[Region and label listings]
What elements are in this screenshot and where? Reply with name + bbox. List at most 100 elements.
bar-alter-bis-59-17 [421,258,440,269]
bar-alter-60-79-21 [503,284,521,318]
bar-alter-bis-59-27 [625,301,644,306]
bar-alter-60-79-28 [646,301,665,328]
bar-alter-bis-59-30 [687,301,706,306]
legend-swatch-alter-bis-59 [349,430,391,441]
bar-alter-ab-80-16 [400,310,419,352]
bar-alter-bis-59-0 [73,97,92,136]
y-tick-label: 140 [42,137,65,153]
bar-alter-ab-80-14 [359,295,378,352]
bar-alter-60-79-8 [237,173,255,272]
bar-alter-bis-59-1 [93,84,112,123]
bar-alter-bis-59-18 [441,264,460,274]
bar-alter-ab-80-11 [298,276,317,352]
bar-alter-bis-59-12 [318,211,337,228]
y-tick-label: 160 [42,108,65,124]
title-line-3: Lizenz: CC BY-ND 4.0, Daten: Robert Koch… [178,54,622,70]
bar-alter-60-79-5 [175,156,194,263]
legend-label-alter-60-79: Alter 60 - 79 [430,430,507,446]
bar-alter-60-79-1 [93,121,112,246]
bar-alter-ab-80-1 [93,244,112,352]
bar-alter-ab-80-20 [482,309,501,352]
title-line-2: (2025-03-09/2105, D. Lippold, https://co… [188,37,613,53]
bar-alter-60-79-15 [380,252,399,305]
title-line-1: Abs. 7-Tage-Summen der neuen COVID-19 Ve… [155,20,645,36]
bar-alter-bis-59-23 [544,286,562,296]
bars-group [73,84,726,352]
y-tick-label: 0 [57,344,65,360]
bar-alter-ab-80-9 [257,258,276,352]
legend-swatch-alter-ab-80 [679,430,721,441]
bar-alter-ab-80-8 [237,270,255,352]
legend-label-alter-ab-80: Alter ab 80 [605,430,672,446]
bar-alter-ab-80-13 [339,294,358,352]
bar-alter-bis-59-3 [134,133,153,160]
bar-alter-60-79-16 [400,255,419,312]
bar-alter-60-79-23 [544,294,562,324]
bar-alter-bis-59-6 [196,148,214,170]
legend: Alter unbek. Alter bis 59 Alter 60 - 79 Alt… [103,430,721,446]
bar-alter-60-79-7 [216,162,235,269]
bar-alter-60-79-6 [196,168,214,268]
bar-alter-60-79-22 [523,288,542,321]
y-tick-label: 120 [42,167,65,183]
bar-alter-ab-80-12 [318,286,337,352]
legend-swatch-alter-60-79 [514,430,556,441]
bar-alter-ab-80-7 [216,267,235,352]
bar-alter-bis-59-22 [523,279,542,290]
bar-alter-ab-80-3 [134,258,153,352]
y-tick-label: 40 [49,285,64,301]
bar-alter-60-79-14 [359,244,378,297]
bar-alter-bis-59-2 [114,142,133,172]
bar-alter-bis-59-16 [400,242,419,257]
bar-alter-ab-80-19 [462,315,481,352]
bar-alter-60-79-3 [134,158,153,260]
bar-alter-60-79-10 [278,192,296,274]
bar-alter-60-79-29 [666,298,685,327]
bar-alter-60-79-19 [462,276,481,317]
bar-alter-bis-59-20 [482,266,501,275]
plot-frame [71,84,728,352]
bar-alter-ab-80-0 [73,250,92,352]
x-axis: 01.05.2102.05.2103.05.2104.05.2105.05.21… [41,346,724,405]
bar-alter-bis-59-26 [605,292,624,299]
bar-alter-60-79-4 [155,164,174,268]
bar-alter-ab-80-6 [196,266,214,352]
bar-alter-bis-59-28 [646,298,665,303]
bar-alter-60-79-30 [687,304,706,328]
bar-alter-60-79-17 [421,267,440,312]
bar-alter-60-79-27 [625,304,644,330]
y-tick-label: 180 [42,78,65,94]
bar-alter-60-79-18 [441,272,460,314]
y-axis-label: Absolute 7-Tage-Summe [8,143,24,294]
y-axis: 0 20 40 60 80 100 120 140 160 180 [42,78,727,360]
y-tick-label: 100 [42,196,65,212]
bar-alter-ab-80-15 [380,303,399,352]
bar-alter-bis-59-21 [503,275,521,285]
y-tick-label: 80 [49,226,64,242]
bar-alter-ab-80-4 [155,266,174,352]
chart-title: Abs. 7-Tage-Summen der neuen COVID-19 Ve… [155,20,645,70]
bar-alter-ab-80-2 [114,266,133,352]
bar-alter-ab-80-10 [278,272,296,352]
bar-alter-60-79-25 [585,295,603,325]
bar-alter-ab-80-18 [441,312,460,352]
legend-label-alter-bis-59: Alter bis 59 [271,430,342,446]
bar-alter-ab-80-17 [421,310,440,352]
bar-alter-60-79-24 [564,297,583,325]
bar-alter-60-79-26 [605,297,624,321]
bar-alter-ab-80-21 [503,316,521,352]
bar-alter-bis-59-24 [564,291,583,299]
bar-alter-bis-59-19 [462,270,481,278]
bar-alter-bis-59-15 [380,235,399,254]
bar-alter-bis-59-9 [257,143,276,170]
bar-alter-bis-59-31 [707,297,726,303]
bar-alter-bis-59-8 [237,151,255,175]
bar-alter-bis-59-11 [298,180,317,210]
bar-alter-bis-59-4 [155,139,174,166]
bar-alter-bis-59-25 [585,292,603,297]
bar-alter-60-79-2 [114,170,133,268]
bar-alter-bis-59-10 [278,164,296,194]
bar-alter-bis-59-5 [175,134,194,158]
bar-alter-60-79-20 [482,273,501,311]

— Stated task —
Update the data above by replacing every "y-tick-label" with "y-axis-label", leaving everything else unchanged.

— Answer to this task —
What elements are in this screenshot and where? Reply with name + bbox. List at most 100 elements.
bar-alter-bis-59-17 [421,258,440,269]
bar-alter-60-79-21 [503,284,521,318]
bar-alter-bis-59-27 [625,301,644,306]
bar-alter-60-79-28 [646,301,665,328]
bar-alter-bis-59-30 [687,301,706,306]
legend-swatch-alter-bis-59 [349,430,391,441]
bar-alter-ab-80-16 [400,310,419,352]
bar-alter-bis-59-0 [73,97,92,136]
y-axis-label: 140 [42,137,65,153]
bar-alter-ab-80-14 [359,295,378,352]
bar-alter-60-79-8 [237,173,255,272]
bar-alter-bis-59-1 [93,84,112,123]
bar-alter-bis-59-18 [441,264,460,274]
bar-alter-ab-80-11 [298,276,317,352]
bar-alter-bis-59-12 [318,211,337,228]
y-axis-label: 160 [42,108,65,124]
title-line-3: Lizenz: CC BY-ND 4.0, Daten: Robert Koch… [178,54,622,70]
bar-alter-60-79-5 [175,156,194,263]
legend-label-alter-60-79: Alter 60 - 79 [430,430,507,446]
bar-alter-60-79-1 [93,121,112,246]
bar-alter-ab-80-1 [93,244,112,352]
bar-alter-ab-80-20 [482,309,501,352]
title-line-2: (2025-03-09/2105, D. Lippold, https://co… [188,37,613,53]
bar-alter-60-79-15 [380,252,399,305]
title-line-1: Abs. 7-Tage-Summen der neuen COVID-19 Ve… [155,20,645,36]
bar-alter-bis-59-23 [544,286,562,296]
bars-group [73,84,726,352]
y-axis-label: 0 [57,344,65,360]
bar-alter-ab-80-9 [257,258,276,352]
legend-swatch-alter-ab-80 [679,430,721,441]
bar-alter-ab-80-8 [237,270,255,352]
legend-label-alter-ab-80: Alter ab 80 [605,430,672,446]
bar-alter-ab-80-13 [339,294,358,352]
bar-alter-bis-59-3 [134,133,153,160]
bar-alter-60-79-16 [400,255,419,312]
bar-alter-60-79-23 [544,294,562,324]
bar-alter-bis-59-6 [196,148,214,170]
legend: Alter unbek. Alter bis 59 Alter 60 - 79 Alt… [103,430,721,446]
bar-alter-60-79-7 [216,162,235,269]
bar-alter-60-79-6 [196,168,214,268]
bar-alter-60-79-22 [523,288,542,321]
y-axis-label: 120 [42,167,65,183]
bar-alter-ab-80-12 [318,286,337,352]
legend-swatch-alter-60-79 [514,430,556,441]
bar-alter-ab-80-7 [216,267,235,352]
bar-alter-bis-59-22 [523,279,542,290]
bar-alter-ab-80-3 [134,258,153,352]
y-axis-label: 40 [49,285,64,301]
bar-alter-60-79-14 [359,244,378,297]
bar-alter-bis-59-2 [114,142,133,172]
bar-alter-bis-59-16 [400,242,419,257]
bar-alter-ab-80-19 [462,315,481,352]
bar-alter-60-79-3 [134,158,153,260]
bar-alter-60-79-10 [278,192,296,274]
bar-alter-60-79-29 [666,298,685,327]
bar-alter-60-79-19 [462,276,481,317]
bar-alter-bis-59-20 [482,266,501,275]
plot-frame [71,84,728,352]
bar-alter-ab-80-0 [73,250,92,352]
x-axis: 01.05.2102.05.2103.05.2104.05.2105.05.21… [41,346,724,405]
bar-alter-bis-59-26 [605,292,624,299]
bar-alter-60-79-4 [155,164,174,268]
bar-alter-ab-80-6 [196,266,214,352]
bar-alter-bis-59-28 [646,298,665,303]
bar-alter-60-79-30 [687,304,706,328]
bar-alter-60-79-17 [421,267,440,312]
bar-alter-60-79-27 [625,304,644,330]
y-axis-label: 180 [42,78,65,94]
bar-alter-60-79-18 [441,272,460,314]
y-axis-label: Absolute 7-Tage-Summe [8,143,24,294]
y-axis: 0 20 40 60 80 100 120 140 160 180 [42,78,727,360]
y-axis-label: 100 [42,196,65,212]
bar-alter-ab-80-15 [380,303,399,352]
bar-alter-bis-59-21 [503,275,521,285]
y-axis-label: 80 [49,226,64,242]
bar-alter-ab-80-4 [155,266,174,352]
chart-title: Abs. 7-Tage-Summen der neuen COVID-19 Ve… [155,20,645,70]
bar-alter-ab-80-2 [114,266,133,352]
bar-alter-ab-80-10 [278,272,296,352]
bar-alter-60-79-25 [585,295,603,325]
bar-alter-ab-80-18 [441,312,460,352]
legend-label-alter-bis-59: Alter bis 59 [271,430,342,446]
bar-alter-ab-80-17 [421,310,440,352]
bar-alter-60-79-24 [564,297,583,325]
bar-alter-60-79-26 [605,297,624,321]
bar-alter-ab-80-21 [503,316,521,352]
bar-alter-bis-59-24 [564,291,583,299]
bar-alter-bis-59-19 [462,270,481,278]
bar-alter-bis-59-15 [380,235,399,254]
bar-alter-bis-59-9 [257,143,276,170]
bar-alter-bis-59-31 [707,297,726,303]
bar-alter-bis-59-8 [237,151,255,175]
bar-alter-bis-59-11 [298,180,317,210]
bar-alter-bis-59-4 [155,139,174,166]
bar-alter-bis-59-25 [585,292,603,297]
bar-alter-60-79-2 [114,170,133,268]
bar-alter-bis-59-10 [278,164,296,194]
bar-alter-bis-59-5 [175,134,194,158]
bar-alter-60-79-20 [482,273,501,311]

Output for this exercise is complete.